-- Begin Material provided --
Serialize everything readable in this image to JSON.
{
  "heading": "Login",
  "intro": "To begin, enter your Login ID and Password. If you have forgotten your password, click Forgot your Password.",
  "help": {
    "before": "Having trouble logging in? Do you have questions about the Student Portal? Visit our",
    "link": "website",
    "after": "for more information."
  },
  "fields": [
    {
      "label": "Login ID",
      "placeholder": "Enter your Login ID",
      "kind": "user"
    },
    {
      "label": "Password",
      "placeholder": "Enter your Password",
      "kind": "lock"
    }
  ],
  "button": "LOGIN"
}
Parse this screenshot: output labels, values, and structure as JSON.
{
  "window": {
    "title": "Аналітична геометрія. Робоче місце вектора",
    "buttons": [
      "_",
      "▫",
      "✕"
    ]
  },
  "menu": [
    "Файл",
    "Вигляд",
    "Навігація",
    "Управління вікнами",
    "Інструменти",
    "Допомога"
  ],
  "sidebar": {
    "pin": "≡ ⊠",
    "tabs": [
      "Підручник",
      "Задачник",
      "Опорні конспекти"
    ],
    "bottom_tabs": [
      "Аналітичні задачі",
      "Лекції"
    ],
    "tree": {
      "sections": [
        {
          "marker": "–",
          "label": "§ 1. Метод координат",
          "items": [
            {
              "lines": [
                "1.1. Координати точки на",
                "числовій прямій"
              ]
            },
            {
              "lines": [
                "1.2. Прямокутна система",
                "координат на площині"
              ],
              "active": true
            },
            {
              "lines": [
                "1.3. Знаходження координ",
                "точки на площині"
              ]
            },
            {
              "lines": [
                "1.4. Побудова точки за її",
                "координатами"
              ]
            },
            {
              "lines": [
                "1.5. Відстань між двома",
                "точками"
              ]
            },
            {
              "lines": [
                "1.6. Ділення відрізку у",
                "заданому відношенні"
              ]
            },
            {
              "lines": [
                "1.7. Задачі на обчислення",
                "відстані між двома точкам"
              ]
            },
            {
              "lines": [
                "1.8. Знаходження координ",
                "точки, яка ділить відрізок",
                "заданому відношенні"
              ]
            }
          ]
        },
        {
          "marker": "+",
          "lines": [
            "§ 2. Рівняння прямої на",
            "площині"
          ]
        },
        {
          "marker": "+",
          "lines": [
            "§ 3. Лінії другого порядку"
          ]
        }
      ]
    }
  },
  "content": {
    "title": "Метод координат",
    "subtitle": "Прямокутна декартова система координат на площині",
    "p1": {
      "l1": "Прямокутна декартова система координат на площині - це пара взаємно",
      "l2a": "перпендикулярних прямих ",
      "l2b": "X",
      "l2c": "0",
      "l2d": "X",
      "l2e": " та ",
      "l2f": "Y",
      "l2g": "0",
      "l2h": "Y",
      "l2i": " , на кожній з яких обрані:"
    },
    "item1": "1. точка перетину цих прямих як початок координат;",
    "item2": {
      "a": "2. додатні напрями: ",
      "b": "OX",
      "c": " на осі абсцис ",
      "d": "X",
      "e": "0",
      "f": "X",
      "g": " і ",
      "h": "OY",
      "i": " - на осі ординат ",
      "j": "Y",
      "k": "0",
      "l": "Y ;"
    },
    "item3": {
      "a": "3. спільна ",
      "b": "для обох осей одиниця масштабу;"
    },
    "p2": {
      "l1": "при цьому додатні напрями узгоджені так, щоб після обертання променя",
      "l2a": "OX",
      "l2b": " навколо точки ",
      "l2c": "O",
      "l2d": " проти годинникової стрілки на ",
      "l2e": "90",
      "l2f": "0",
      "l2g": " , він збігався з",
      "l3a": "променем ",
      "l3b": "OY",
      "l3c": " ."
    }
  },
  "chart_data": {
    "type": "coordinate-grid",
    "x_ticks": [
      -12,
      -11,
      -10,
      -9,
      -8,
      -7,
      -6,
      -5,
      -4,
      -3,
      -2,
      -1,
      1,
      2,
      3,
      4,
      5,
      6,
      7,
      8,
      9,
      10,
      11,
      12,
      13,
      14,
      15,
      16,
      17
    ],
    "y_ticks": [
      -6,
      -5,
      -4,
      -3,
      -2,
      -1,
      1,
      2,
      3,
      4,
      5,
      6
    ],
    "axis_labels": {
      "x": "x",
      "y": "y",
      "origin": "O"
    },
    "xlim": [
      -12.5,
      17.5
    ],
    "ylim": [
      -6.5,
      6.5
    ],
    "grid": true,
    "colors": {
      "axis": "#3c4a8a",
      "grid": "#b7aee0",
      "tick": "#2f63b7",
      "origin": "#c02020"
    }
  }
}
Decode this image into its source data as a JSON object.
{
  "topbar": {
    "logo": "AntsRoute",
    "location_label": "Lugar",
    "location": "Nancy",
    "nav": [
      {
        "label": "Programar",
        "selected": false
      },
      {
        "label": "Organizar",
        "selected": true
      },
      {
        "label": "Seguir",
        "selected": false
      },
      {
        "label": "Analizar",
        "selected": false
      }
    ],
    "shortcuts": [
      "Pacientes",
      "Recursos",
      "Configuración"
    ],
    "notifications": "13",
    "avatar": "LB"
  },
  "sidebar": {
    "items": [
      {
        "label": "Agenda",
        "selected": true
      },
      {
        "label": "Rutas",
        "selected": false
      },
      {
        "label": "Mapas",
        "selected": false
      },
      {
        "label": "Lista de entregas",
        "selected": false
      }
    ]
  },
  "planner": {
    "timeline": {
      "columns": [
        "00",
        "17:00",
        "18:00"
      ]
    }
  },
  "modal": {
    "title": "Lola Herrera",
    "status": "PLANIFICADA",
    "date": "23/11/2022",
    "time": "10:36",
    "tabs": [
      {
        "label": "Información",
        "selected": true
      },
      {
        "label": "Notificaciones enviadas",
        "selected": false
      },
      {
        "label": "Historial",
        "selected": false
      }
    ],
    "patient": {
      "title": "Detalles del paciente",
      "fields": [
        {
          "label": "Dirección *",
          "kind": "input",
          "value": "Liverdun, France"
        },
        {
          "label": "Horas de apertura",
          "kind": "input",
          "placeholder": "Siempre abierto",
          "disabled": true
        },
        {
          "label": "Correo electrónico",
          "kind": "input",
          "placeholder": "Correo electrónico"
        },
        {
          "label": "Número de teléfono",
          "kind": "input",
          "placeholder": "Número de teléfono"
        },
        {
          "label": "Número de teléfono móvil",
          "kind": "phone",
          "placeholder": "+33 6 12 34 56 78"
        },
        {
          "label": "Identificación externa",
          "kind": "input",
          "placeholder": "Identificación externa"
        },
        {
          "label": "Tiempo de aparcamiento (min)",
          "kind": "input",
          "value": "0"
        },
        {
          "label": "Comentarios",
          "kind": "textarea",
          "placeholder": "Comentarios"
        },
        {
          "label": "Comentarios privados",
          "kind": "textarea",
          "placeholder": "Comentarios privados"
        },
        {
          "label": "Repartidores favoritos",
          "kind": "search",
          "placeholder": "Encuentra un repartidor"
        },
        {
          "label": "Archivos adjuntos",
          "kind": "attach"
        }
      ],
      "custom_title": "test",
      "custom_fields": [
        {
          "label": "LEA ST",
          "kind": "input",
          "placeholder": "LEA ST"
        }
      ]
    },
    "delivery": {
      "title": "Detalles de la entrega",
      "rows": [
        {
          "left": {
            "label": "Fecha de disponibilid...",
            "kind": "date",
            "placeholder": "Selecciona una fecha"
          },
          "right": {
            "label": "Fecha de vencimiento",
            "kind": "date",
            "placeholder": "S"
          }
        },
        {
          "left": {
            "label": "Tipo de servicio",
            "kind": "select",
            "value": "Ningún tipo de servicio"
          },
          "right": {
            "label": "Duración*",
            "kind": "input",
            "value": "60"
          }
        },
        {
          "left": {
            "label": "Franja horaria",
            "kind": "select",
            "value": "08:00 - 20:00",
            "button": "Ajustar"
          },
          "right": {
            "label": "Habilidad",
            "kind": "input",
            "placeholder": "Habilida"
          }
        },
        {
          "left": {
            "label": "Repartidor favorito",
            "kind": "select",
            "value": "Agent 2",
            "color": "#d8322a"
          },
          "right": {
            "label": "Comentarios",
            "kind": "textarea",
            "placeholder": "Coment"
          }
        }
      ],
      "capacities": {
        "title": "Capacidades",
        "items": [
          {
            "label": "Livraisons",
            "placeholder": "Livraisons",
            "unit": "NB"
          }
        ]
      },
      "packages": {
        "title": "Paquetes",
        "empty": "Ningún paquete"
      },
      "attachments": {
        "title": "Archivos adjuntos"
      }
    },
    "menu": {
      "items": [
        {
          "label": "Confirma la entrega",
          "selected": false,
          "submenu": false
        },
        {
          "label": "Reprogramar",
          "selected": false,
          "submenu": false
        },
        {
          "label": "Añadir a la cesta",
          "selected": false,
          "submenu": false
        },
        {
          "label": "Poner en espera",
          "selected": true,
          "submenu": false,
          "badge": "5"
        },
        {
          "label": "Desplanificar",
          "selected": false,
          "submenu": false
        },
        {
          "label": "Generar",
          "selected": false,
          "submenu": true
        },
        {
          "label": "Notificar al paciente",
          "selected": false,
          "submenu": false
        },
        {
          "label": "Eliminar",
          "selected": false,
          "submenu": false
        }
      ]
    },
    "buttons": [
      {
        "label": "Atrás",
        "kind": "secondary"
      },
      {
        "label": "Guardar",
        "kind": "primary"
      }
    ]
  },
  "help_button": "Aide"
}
-- End Material provided --
**Work instructions:** Where does the word "Метод" appear? Return each line that holds it.

**Worked solution:**
          "label": "§ 1. Метод координат",
    "title": "Метод координат",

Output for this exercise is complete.